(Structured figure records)
────────────────────────────────────────
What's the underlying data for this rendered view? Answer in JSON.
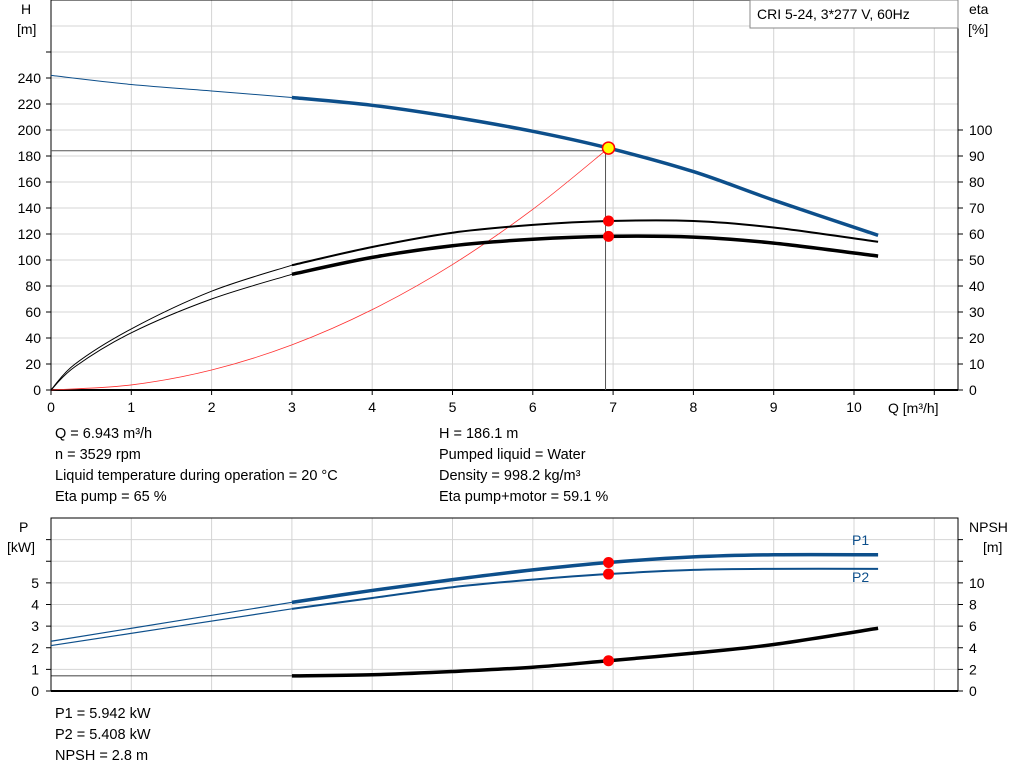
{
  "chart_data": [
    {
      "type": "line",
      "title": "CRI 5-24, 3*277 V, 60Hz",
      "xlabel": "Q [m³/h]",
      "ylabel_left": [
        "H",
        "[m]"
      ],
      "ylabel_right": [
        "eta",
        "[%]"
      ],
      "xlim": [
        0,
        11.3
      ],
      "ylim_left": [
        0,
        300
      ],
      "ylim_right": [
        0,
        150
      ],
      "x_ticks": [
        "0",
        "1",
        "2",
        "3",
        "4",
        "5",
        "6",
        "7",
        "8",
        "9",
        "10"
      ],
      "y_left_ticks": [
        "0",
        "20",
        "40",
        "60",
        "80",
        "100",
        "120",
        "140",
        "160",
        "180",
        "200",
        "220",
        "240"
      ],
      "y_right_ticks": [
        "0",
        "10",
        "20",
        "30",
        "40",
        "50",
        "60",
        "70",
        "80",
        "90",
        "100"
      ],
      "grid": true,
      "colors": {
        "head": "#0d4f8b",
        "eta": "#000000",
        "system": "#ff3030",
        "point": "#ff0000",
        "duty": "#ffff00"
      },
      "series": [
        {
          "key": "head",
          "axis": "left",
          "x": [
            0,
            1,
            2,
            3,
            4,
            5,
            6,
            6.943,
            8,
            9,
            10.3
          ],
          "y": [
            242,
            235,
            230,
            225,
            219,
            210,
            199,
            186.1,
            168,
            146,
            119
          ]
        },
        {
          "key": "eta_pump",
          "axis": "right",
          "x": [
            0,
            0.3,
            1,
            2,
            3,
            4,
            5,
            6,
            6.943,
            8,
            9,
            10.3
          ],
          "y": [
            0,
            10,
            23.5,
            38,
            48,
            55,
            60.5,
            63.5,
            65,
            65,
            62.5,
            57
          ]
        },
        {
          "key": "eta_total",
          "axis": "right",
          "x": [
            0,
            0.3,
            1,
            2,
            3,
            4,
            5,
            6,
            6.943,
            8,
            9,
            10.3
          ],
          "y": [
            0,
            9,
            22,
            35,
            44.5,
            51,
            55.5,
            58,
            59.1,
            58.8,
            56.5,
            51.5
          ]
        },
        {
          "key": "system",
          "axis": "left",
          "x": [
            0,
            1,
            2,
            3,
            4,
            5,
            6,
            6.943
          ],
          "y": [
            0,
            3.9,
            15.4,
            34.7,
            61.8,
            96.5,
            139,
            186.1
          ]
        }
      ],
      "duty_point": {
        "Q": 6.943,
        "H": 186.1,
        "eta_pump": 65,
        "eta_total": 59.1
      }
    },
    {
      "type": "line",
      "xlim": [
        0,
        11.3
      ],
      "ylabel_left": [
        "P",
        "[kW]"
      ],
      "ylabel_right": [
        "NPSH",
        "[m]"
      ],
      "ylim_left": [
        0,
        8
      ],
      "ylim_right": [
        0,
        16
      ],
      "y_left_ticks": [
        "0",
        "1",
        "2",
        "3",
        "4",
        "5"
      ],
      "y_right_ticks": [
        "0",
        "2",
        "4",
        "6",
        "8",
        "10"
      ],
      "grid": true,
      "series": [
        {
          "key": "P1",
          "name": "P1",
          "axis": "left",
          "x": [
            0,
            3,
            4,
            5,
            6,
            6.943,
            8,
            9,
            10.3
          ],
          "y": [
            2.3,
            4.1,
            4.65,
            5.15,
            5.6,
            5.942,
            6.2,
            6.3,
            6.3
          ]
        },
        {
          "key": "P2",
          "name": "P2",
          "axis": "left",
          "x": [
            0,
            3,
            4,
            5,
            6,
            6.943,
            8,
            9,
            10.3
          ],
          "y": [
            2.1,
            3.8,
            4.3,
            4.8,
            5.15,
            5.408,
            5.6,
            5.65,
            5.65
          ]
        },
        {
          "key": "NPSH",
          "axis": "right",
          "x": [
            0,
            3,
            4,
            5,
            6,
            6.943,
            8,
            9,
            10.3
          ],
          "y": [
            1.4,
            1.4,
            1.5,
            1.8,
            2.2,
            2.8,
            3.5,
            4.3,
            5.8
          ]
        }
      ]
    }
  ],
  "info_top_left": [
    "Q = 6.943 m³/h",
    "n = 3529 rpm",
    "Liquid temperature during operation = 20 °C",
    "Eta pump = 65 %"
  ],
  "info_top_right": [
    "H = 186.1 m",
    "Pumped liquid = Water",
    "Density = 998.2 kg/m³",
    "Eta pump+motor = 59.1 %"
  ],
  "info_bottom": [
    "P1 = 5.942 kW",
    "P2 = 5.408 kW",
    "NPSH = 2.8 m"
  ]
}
────────────────────────────────────────
Copy the whole of the material above exactly, but not its images.

What's the underlying data for this rendered view? Answer in JSON.
{
  "chart_data": [
    {
      "type": "line",
      "title": "CRI 5-24, 3*277 V, 60Hz",
      "xlabel": "Q [m³/h]",
      "ylabel_left": [
        "H",
        "[m]"
      ],
      "ylabel_right": [
        "eta",
        "[%]"
      ],
      "xlim": [
        0,
        11.3
      ],
      "ylim_left": [
        0,
        300
      ],
      "ylim_right": [
        0,
        150
      ],
      "x_ticks": [
        "0",
        "1",
        "2",
        "3",
        "4",
        "5",
        "6",
        "7",
        "8",
        "9",
        "10"
      ],
      "y_left_ticks": [
        "0",
        "20",
        "40",
        "60",
        "80",
        "100",
        "120",
        "140",
        "160",
        "180",
        "200",
        "220",
        "240"
      ],
      "y_right_ticks": [
        "0",
        "10",
        "20",
        "30",
        "40",
        "50",
        "60",
        "70",
        "80",
        "90",
        "100"
      ],
      "grid": true,
      "colors": {
        "head": "#0d4f8b",
        "eta": "#000000",
        "system": "#ff3030",
        "point": "#ff0000",
        "duty": "#ffff00"
      },
      "series": [
        {
          "key": "head",
          "axis": "left",
          "x": [
            0,
            1,
            2,
            3,
            4,
            5,
            6,
            6.943,
            8,
            9,
            10.3
          ],
          "y": [
            242,
            235,
            230,
            225,
            219,
            210,
            199,
            186.1,
            168,
            146,
            119
          ]
        },
        {
          "key": "eta_pump",
          "axis": "right",
          "x": [
            0,
            0.3,
            1,
            2,
            3,
            4,
            5,
            6,
            6.943,
            8,
            9,
            10.3
          ],
          "y": [
            0,
            10,
            23.5,
            38,
            48,
            55,
            60.5,
            63.5,
            65,
            65,
            62.5,
            57
          ]
        },
        {
          "key": "eta_total",
          "axis": "right",
          "x": [
            0,
            0.3,
            1,
            2,
            3,
            4,
            5,
            6,
            6.943,
            8,
            9,
            10.3
          ],
          "y": [
            0,
            9,
            22,
            35,
            44.5,
            51,
            55.5,
            58,
            59.1,
            58.8,
            56.5,
            51.5
          ]
        },
        {
          "key": "system",
          "axis": "left",
          "x": [
            0,
            1,
            2,
            3,
            4,
            5,
            6,
            6.943
          ],
          "y": [
            0,
            3.9,
            15.4,
            34.7,
            61.8,
            96.5,
            139,
            186.1
          ]
        }
      ],
      "duty_point": {
        "Q": 6.943,
        "H": 186.1,
        "eta_pump": 65,
        "eta_total": 59.1
      }
    },
    {
      "type": "line",
      "xlim": [
        0,
        11.3
      ],
      "ylabel_left": [
        "P",
        "[kW]"
      ],
      "ylabel_right": [
        "NPSH",
        "[m]"
      ],
      "ylim_left": [
        0,
        8
      ],
      "ylim_right": [
        0,
        16
      ],
      "y_left_ticks": [
        "0",
        "1",
        "2",
        "3",
        "4",
        "5"
      ],
      "y_right_ticks": [
        "0",
        "2",
        "4",
        "6",
        "8",
        "10"
      ],
      "grid": true,
      "series": [
        {
          "key": "P1",
          "name": "P1",
          "axis": "left",
          "x": [
            0,
            3,
            4,
            5,
            6,
            6.943,
            8,
            9,
            10.3
          ],
          "y": [
            2.3,
            4.1,
            4.65,
            5.15,
            5.6,
            5.942,
            6.2,
            6.3,
            6.3
          ]
        },
        {
          "key": "P2",
          "name": "P2",
          "axis": "left",
          "x": [
            0,
            3,
            4,
            5,
            6,
            6.943,
            8,
            9,
            10.3
          ],
          "y": [
            2.1,
            3.8,
            4.3,
            4.8,
            5.15,
            5.408,
            5.6,
            5.65,
            5.65
          ]
        },
        {
          "key": "NPSH",
          "axis": "right",
          "x": [
            0,
            3,
            4,
            5,
            6,
            6.943,
            8,
            9,
            10.3
          ],
          "y": [
            1.4,
            1.4,
            1.5,
            1.8,
            2.2,
            2.8,
            3.5,
            4.3,
            5.8
          ]
        }
      ]
    }
  ],
  "info_top_left": [
    "Q = 6.943 m³/h",
    "n = 3529 rpm",
    "Liquid temperature during operation = 20 °C",
    "Eta pump = 65 %"
  ],
  "info_top_right": [
    "H = 186.1 m",
    "Pumped liquid = Water",
    "Density = 998.2 kg/m³",
    "Eta pump+motor = 59.1 %"
  ],
  "info_bottom": [
    "P1 = 5.942 kW",
    "P2 = 5.408 kW",
    "NPSH = 2.8 m"
  ]
}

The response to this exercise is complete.